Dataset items
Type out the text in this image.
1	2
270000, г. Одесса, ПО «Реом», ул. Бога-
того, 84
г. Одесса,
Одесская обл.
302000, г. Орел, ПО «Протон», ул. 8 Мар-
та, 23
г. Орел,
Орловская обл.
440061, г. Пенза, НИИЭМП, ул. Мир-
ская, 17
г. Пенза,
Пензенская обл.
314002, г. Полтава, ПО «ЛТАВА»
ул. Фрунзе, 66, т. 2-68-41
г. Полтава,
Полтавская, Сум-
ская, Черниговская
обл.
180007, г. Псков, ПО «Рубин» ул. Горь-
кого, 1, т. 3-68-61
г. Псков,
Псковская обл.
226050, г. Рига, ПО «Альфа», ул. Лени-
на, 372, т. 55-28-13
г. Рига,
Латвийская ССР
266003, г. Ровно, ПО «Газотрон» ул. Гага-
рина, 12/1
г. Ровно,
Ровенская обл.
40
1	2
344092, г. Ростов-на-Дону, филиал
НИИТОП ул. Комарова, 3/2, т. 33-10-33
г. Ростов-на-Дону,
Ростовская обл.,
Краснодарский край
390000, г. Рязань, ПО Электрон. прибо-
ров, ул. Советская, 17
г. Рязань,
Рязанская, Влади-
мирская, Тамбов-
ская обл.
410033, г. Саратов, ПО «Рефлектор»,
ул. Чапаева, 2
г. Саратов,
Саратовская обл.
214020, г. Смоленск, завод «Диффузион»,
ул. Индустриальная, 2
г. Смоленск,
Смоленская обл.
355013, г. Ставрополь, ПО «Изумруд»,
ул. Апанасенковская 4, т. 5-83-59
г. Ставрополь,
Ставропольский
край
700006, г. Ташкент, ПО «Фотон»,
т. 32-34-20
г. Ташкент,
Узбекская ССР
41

*EXERCISE REQUIREMENTS*:
Return all lines of the material above in which the word "Дону" occurs.

*RESULT OF THIS EXERCISE*:
344092, г. Ростов-на-Дону, филиал
г. Ростов-на-Дону,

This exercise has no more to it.